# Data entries
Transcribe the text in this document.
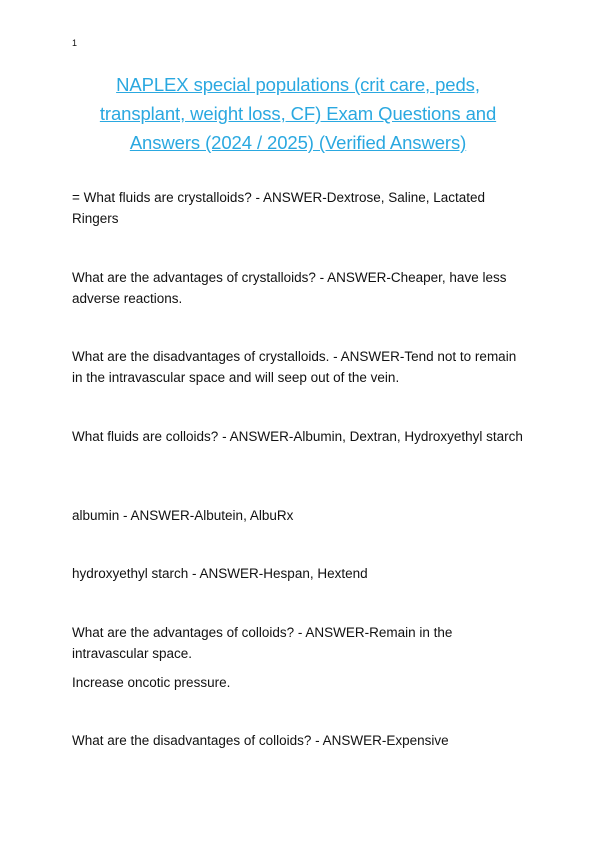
1
NAPLEX special populations (crit care, peds, transplant, weight loss, CF) Exam Questions and Answers (2024 / 2025) (Verified Answers)

= What fluids are crystalloids? - ANSWER-Dextrose, Saline, Lactated Ringers

What are the advantages of crystalloids? - ANSWER-Cheaper, have less adverse reactions.

What are the disadvantages of crystalloids. - ANSWER-Tend not to remain in the intravascular space and will seep out of the vein.

What fluids are colloids? - ANSWER-Albumin, Dextran, Hydroxyethyl starch

albumin - ANSWER-Albutein, AlbuRx

hydroxyethyl starch - ANSWER-Hespan, Hextend

What are the advantages of colloids? - ANSWER-Remain in the intravascular space.

Increase oncotic pressure.

What are the disadvantages of colloids? - ANSWER-Expensive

# Job
Wherever the word "What" occurs in a line of the listing, copy that line.

# Output of the exercise
= What fluids are crystalloids? - ANSWER-Dextrose, Saline, Lactated Ringers
What are the advantages of crystalloids? - ANSWER-Cheaper, have less adverse reactions.
What are the disadvantages of crystalloids. - ANSWER-Tend not to remain in the intravascular space and will seep out of the vein.
What fluids are colloids? - ANSWER-Albumin, Dextran, Hydroxyethyl starch
What are the advantages of colloids? - ANSWER-Remain in the intravascular space.
What are the disadvantages of colloids? - ANSWER-Expensive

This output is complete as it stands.